WHAT YOU HAVE TO DO:
Return all of the data exactly, with nothing left out but the pictures.

Raw records:

————

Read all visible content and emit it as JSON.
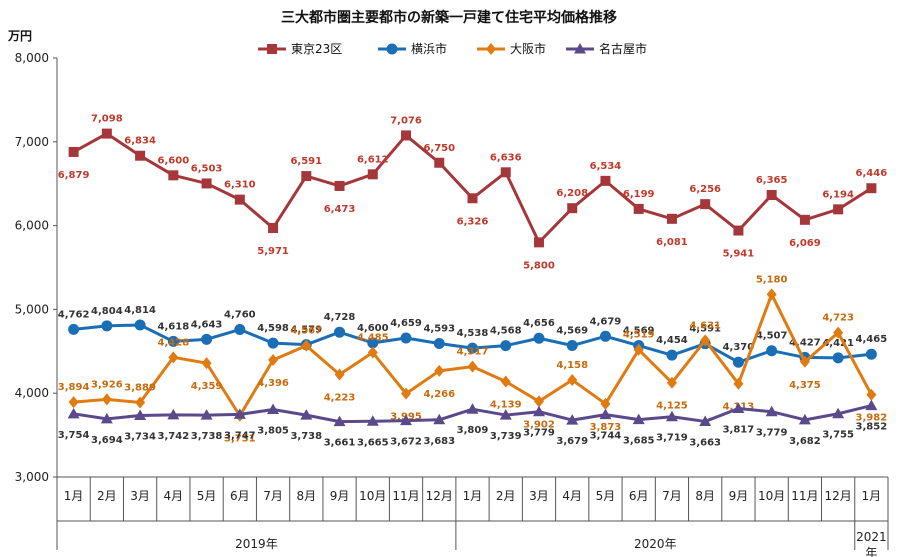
{
  "chart_data": {
    "type": "line",
    "title": "三大都市圏主要都市の新築一戸建て住宅平均価格推移",
    "unit": "万円",
    "ylim": [
      3000,
      8000
    ],
    "yticks": [
      "3,000",
      "4,000",
      "5,000",
      "6,000",
      "7,000",
      "8,000"
    ],
    "x": [
      "1月",
      "2月",
      "3月",
      "4月",
      "5月",
      "6月",
      "7月",
      "8月",
      "9月",
      "10月",
      "11月",
      "12月",
      "1月",
      "2月",
      "3月",
      "4月",
      "5月",
      "6月",
      "7月",
      "8月",
      "9月",
      "10月",
      "11月",
      "12月",
      "1月"
    ],
    "years": [
      {
        "label": "2019年",
        "start": 0,
        "end": 11
      },
      {
        "label": "2020年",
        "start": 12,
        "end": 23
      },
      {
        "label": "2021\n年",
        "start": 24,
        "end": 24
      }
    ],
    "legend_position": "top",
    "grid": false,
    "series": [
      {
        "name": "東京23区",
        "color": "#a5373a",
        "marker": "square",
        "values": [
          6879,
          7098,
          6834,
          6600,
          6503,
          6310,
          5971,
          6591,
          6473,
          6612,
          7076,
          6750,
          6326,
          6636,
          5800,
          6208,
          6534,
          6199,
          6081,
          6256,
          5941,
          6365,
          6069,
          6194,
          6446
        ],
        "labels": [
          "6,879",
          "7,098",
          "6,834",
          "6,600",
          "6,503",
          "6,310",
          "5,971",
          "6,591",
          "6,473",
          "6,612",
          "7,076",
          "6,750",
          "6,326",
          "6,636",
          "5,800",
          "6,208",
          "6,534",
          "6,199",
          "6,081",
          "6,256",
          "5,941",
          "6,365",
          "6,069",
          "6,194",
          "6,446"
        ]
      },
      {
        "name": "横浜市",
        "color": "#1a6eb5",
        "marker": "circle",
        "values": [
          4762,
          4804,
          4814,
          4618,
          4643,
          4760,
          4598,
          4579,
          4728,
          4600,
          4659,
          4593,
          4538,
          4568,
          4656,
          4569,
          4679,
          4569,
          4454,
          4591,
          4370,
          4507,
          4427,
          4421,
          4465
        ],
        "labels": [
          "4,762",
          "4,804",
          "4,814",
          "4,618",
          "4,643",
          "4,760",
          "4,598",
          "4,579",
          "4,728",
          "4,600",
          "4,659",
          "4,593",
          "4,538",
          "4,568",
          "4,656",
          "4,569",
          "4,679",
          "4,569",
          "4,454",
          "4,591",
          "4,370",
          "4,507",
          "4,427",
          "4,421",
          "4,465"
        ]
      },
      {
        "name": "大阪市",
        "color": "#e07b12",
        "marker": "diamond",
        "values": [
          3894,
          3926,
          3889,
          4428,
          4359,
          3731,
          4396,
          4567,
          4223,
          4485,
          3995,
          4266,
          4317,
          4139,
          3902,
          4158,
          3873,
          4519,
          4125,
          4631,
          4113,
          5180,
          4375,
          4723,
          3982
        ],
        "labels": [
          "3,894",
          "3,926",
          "3,889",
          "4,428",
          "4,359",
          "3,731",
          "4,396",
          "4,567",
          "4,223",
          "4,485",
          "3,995",
          "4,266",
          "4,317",
          "4,139",
          "3,902",
          "4,158",
          "3,873",
          "4,519",
          "4,125",
          "4,631",
          "4,113",
          "5,180",
          "4,375",
          "4,723",
          "3,982"
        ]
      },
      {
        "name": "名古屋市",
        "color": "#5b4a8b",
        "marker": "triangle",
        "values": [
          3754,
          3694,
          3734,
          3742,
          3738,
          3747,
          3805,
          3738,
          3661,
          3665,
          3672,
          3683,
          3809,
          3739,
          3779,
          3679,
          3744,
          3685,
          3719,
          3663,
          3817,
          3779,
          3682,
          3755,
          3852
        ],
        "labels": [
          "3,754",
          "3,694",
          "3,734",
          "3,742",
          "3,738",
          "3,747",
          "3,805",
          "3,738",
          "3,661",
          "3,665",
          "3,672",
          "3,683",
          "3,809",
          "3,739",
          "3,779",
          "3,679",
          "3,744",
          "3,685",
          "3,719",
          "3,663",
          "3,817",
          "3,779",
          "3,682",
          "3,755",
          "3,852"
        ]
      }
    ]
  }
}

————

CORRECT OUTPUT:
Read all visible content and emit it as JSON.
{
  "chart_data": {
    "type": "line",
    "title": "三大都市圏主要都市の新築一戸建て住宅平均価格推移",
    "unit": "万円",
    "ylim": [
      3000,
      8000
    ],
    "yticks": [
      "3,000",
      "4,000",
      "5,000",
      "6,000",
      "7,000",
      "8,000"
    ],
    "x": [
      "1月",
      "2月",
      "3月",
      "4月",
      "5月",
      "6月",
      "7月",
      "8月",
      "9月",
      "10月",
      "11月",
      "12月",
      "1月",
      "2月",
      "3月",
      "4月",
      "5月",
      "6月",
      "7月",
      "8月",
      "9月",
      "10月",
      "11月",
      "12月",
      "1月"
    ],
    "years": [
      {
        "label": "2019年",
        "start": 0,
        "end": 11
      },
      {
        "label": "2020年",
        "start": 12,
        "end": 23
      },
      {
        "label": "2021\n年",
        "start": 24,
        "end": 24
      }
    ],
    "legend_position": "top",
    "grid": false,
    "series": [
      {
        "name": "東京23区",
        "color": "#a5373a",
        "marker": "square",
        "values": [
          6879,
          7098,
          6834,
          6600,
          6503,
          6310,
          5971,
          6591,
          6473,
          6612,
          7076,
          6750,
          6326,
          6636,
          5800,
          6208,
          6534,
          6199,
          6081,
          6256,
          5941,
          6365,
          6069,
          6194,
          6446
        ],
        "labels": [
          "6,879",
          "7,098",
          "6,834",
          "6,600",
          "6,503",
          "6,310",
          "5,971",
          "6,591",
          "6,473",
          "6,612",
          "7,076",
          "6,750",
          "6,326",
          "6,636",
          "5,800",
          "6,208",
          "6,534",
          "6,199",
          "6,081",
          "6,256",
          "5,941",
          "6,365",
          "6,069",
          "6,194",
          "6,446"
        ]
      },
      {
        "name": "横浜市",
        "color": "#1a6eb5",
        "marker": "circle",
        "values": [
          4762,
          4804,
          4814,
          4618,
          4643,
          4760,
          4598,
          4579,
          4728,
          4600,
          4659,
          4593,
          4538,
          4568,
          4656,
          4569,
          4679,
          4569,
          4454,
          4591,
          4370,
          4507,
          4427,
          4421,
          4465
        ],
        "labels": [
          "4,762",
          "4,804",
          "4,814",
          "4,618",
          "4,643",
          "4,760",
          "4,598",
          "4,579",
          "4,728",
          "4,600",
          "4,659",
          "4,593",
          "4,538",
          "4,568",
          "4,656",
          "4,569",
          "4,679",
          "4,569",
          "4,454",
          "4,591",
          "4,370",
          "4,507",
          "4,427",
          "4,421",
          "4,465"
        ]
      },
      {
        "name": "大阪市",
        "color": "#e07b12",
        "marker": "diamond",
        "values": [
          3894,
          3926,
          3889,
          4428,
          4359,
          3731,
          4396,
          4567,
          4223,
          4485,
          3995,
          4266,
          4317,
          4139,
          3902,
          4158,
          3873,
          4519,
          4125,
          4631,
          4113,
          5180,
          4375,
          4723,
          3982
        ],
        "labels": [
          "3,894",
          "3,926",
          "3,889",
          "4,428",
          "4,359",
          "3,731",
          "4,396",
          "4,567",
          "4,223",
          "4,485",
          "3,995",
          "4,266",
          "4,317",
          "4,139",
          "3,902",
          "4,158",
          "3,873",
          "4,519",
          "4,125",
          "4,631",
          "4,113",
          "5,180",
          "4,375",
          "4,723",
          "3,982"
        ]
      },
      {
        "name": "名古屋市",
        "color": "#5b4a8b",
        "marker": "triangle",
        "values": [
          3754,
          3694,
          3734,
          3742,
          3738,
          3747,
          3805,
          3738,
          3661,
          3665,
          3672,
          3683,
          3809,
          3739,
          3779,
          3679,
          3744,
          3685,
          3719,
          3663,
          3817,
          3779,
          3682,
          3755,
          3852
        ],
        "labels": [
          "3,754",
          "3,694",
          "3,734",
          "3,742",
          "3,738",
          "3,747",
          "3,805",
          "3,738",
          "3,661",
          "3,665",
          "3,672",
          "3,683",
          "3,809",
          "3,739",
          "3,779",
          "3,679",
          "3,744",
          "3,685",
          "3,719",
          "3,663",
          "3,817",
          "3,779",
          "3,682",
          "3,755",
          "3,852"
        ]
      }
    ]
  }
}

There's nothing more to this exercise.